Dataset records:

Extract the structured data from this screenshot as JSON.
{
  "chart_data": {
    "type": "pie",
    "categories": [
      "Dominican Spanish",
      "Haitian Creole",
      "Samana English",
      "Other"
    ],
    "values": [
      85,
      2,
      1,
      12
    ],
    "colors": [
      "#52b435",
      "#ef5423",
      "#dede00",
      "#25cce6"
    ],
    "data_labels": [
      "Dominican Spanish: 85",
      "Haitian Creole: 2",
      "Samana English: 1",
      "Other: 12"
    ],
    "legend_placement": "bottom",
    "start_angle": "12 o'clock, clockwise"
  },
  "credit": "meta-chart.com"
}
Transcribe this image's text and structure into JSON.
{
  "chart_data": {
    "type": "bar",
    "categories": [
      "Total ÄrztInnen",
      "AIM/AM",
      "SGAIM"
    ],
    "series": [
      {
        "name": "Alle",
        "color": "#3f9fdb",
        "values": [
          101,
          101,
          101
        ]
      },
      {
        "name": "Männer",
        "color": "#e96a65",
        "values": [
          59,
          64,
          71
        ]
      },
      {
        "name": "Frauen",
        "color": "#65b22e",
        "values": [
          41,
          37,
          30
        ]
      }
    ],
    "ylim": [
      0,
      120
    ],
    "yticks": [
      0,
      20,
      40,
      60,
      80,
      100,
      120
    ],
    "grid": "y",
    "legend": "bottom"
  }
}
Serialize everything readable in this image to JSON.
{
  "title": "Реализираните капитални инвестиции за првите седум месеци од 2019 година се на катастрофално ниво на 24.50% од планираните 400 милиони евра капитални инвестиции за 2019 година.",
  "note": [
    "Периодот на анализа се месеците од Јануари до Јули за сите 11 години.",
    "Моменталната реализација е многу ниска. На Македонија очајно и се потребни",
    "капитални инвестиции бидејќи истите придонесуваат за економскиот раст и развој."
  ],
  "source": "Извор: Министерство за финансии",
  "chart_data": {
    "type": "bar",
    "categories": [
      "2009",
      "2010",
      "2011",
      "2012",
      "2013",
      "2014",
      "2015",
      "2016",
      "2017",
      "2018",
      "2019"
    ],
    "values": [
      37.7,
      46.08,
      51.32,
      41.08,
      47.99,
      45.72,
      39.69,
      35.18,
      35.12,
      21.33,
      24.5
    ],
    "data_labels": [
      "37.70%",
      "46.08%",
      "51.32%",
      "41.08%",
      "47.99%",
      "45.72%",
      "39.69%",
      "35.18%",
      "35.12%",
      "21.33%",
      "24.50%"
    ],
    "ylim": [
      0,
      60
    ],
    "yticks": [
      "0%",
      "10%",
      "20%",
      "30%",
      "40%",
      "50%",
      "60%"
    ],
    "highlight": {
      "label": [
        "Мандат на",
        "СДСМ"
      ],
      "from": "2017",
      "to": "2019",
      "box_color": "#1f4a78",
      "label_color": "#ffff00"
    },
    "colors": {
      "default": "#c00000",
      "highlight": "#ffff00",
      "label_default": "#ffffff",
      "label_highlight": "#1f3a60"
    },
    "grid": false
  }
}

Exercise directions: Your task is to quote the listing above word for word.

Correct result:
Extract the structured data from this screenshot as JSON.
{
  "chart_data": {
    "type": "pie",
    "categories": [
      "Dominican Spanish",
      "Haitian Creole",
      "Samana English",
      "Other"
    ],
    "values": [
      85,
      2,
      1,
      12
    ],
    "colors": [
      "#52b435",
      "#ef5423",
      "#dede00",
      "#25cce6"
    ],
    "data_labels": [
      "Dominican Spanish: 85",
      "Haitian Creole: 2",
      "Samana English: 1",
      "Other: 12"
    ],
    "legend_placement": "bottom",
    "start_angle": "12 o'clock, clockwise"
  },
  "credit": "meta-chart.com"
}
Transcribe this image's text and structure into JSON.
{
  "chart_data": {
    "type": "bar",
    "categories": [
      "Total ÄrztInnen",
      "AIM/AM",
      "SGAIM"
    ],
    "series": [
      {
        "name": "Alle",
        "color": "#3f9fdb",
        "values": [
          101,
          101,
          101
        ]
      },
      {
        "name": "Männer",
        "color": "#e96a65",
        "values": [
          59,
          64,
          71
        ]
      },
      {
        "name": "Frauen",
        "color": "#65b22e",
        "values": [
          41,
          37,
          30
        ]
      }
    ],
    "ylim": [
      0,
      120
    ],
    "yticks": [
      0,
      20,
      40,
      60,
      80,
      100,
      120
    ],
    "grid": "y",
    "legend": "bottom"
  }
}
Serialize everything readable in this image to JSON.
{
  "title": "Реализираните капитални инвестиции за првите седум месеци од 2019 година се на катастрофално ниво на 24.50% од планираните 400 милиони евра капитални инвестиции за 2019 година.",
  "note": [
    "Периодот на анализа се месеците од Јануари до Јули за сите 11 години.",
    "Моменталната реализација е многу ниска. На Македонија очајно и се потребни",
    "капитални инвестиции бидејќи истите придонесуваат за економскиот раст и развој."
  ],
  "source": "Извор: Министерство за финансии",
  "chart_data": {
    "type": "bar",
    "categories": [
      "2009",
      "2010",
      "2011",
      "2012",
      "2013",
      "2014",
      "2015",
      "2016",
      "2017",
      "2018",
      "2019"
    ],
    "values": [
      37.7,
      46.08,
      51.32,
      41.08,
      47.99,
      45.72,
      39.69,
      35.18,
      35.12,
      21.33,
      24.5
    ],
    "data_labels": [
      "37.70%",
      "46.08%",
      "51.32%",
      "41.08%",
      "47.99%",
      "45.72%",
      "39.69%",
      "35.18%",
      "35.12%",
      "21.33%",
      "24.50%"
    ],
    "ylim": [
      0,
      60
    ],
    "yticks": [
      "0%",
      "10%",
      "20%",
      "30%",
      "40%",
      "50%",
      "60%"
    ],
    "highlight": {
      "label": [
        "Мандат на",
        "СДСМ"
      ],
      "from": "2017",
      "to": "2019",
      "box_color": "#1f4a78",
      "label_color": "#ffff00"
    },
    "colors": {
      "default": "#c00000",
      "highlight": "#ffff00",
      "label_default": "#ffffff",
      "label_highlight": "#1f3a60"
    },
    "grid": false
  }
}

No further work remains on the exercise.